• Rows:
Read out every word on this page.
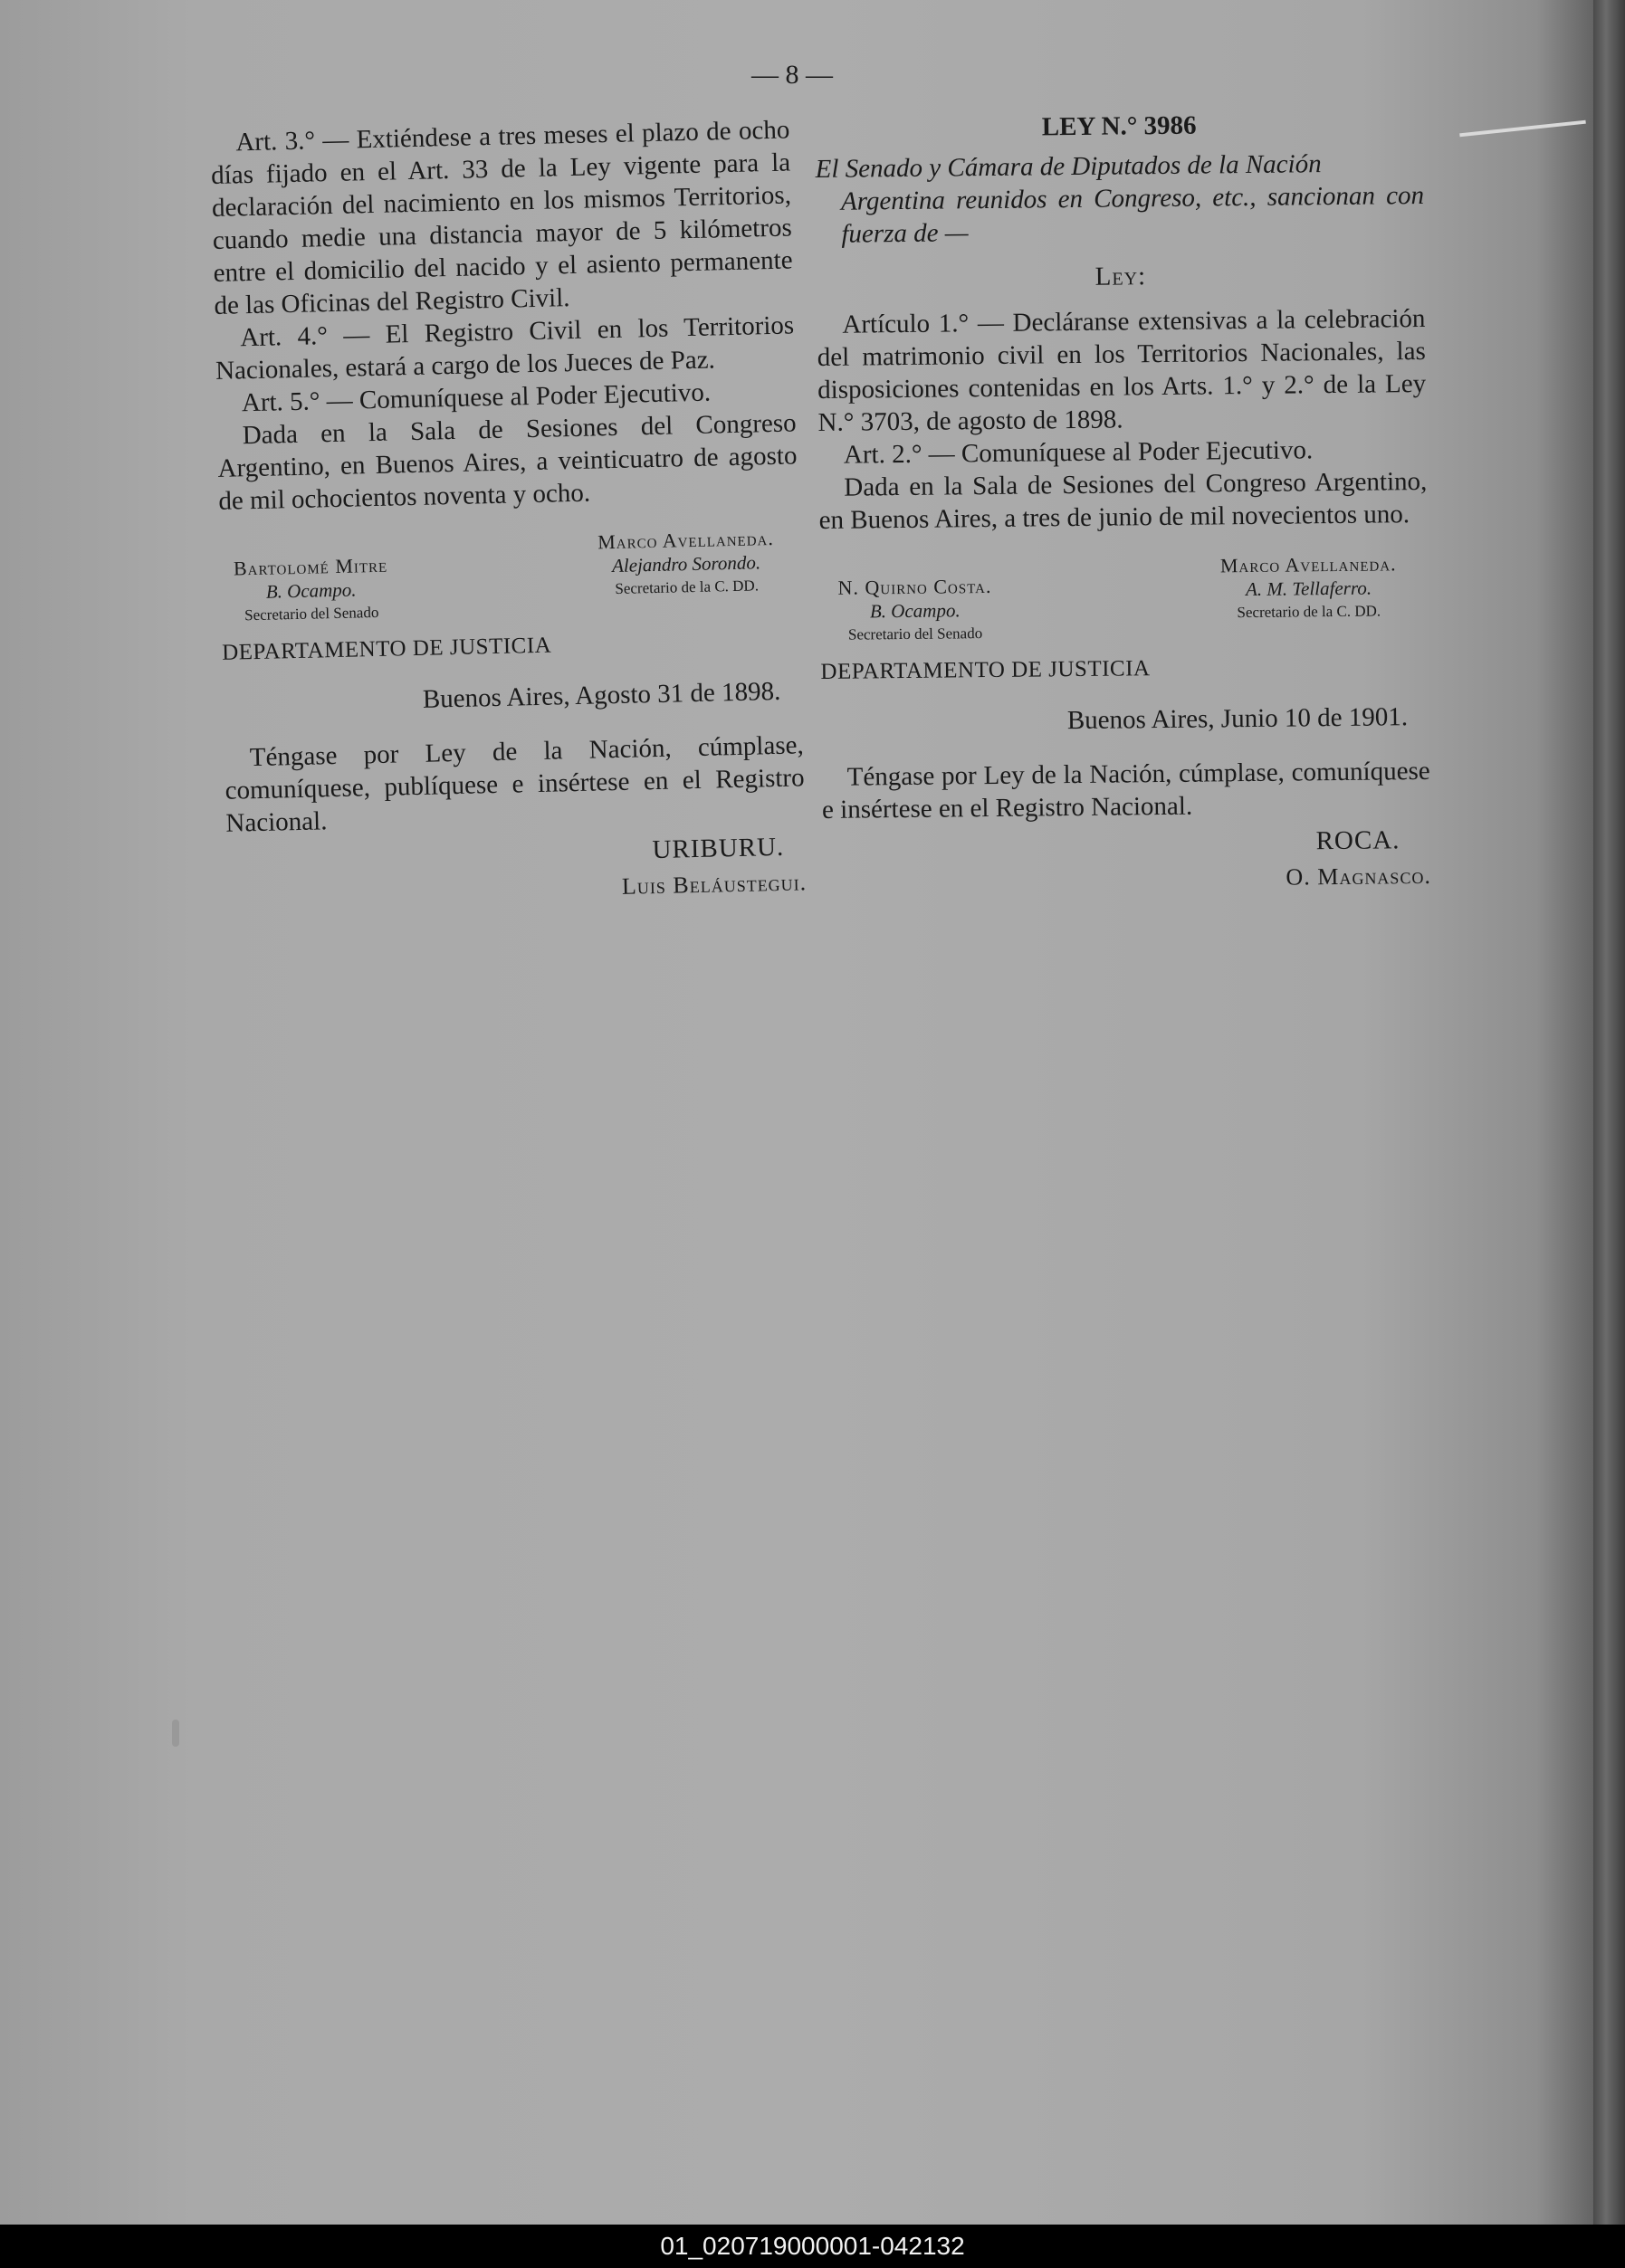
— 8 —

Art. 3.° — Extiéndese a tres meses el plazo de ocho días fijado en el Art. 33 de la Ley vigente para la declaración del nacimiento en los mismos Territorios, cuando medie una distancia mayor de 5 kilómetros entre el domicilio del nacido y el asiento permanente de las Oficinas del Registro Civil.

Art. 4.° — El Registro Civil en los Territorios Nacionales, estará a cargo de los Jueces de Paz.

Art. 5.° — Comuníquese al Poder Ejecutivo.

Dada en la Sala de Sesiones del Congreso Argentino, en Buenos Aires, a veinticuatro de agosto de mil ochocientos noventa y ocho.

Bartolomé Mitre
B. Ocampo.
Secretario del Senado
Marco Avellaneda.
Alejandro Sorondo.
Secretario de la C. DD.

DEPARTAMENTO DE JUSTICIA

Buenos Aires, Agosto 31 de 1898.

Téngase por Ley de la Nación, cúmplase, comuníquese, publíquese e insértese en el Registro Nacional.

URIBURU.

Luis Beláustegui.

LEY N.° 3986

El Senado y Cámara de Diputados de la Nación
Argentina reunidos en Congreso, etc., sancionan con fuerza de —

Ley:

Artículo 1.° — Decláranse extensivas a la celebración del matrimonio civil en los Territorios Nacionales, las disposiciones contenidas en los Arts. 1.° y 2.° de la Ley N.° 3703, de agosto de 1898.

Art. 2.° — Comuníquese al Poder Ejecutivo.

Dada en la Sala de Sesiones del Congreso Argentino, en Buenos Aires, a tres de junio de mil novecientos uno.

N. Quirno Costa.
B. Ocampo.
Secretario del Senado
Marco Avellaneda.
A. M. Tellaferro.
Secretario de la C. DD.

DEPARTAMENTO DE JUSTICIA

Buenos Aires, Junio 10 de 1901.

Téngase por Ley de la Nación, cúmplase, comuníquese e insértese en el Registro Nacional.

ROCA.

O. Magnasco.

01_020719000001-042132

• Exercise brief:
Filter the records above for lines containing the word "cúmplase", and copy those lines.

• Problem solution:
Téngase por Ley de la Nación, cúmplase, comuníquese, publíquese e insértese en el Registro Nacional.
Téngase por Ley de la Nación, cúmplase, comuníquese e insértese en el Registro Nacional.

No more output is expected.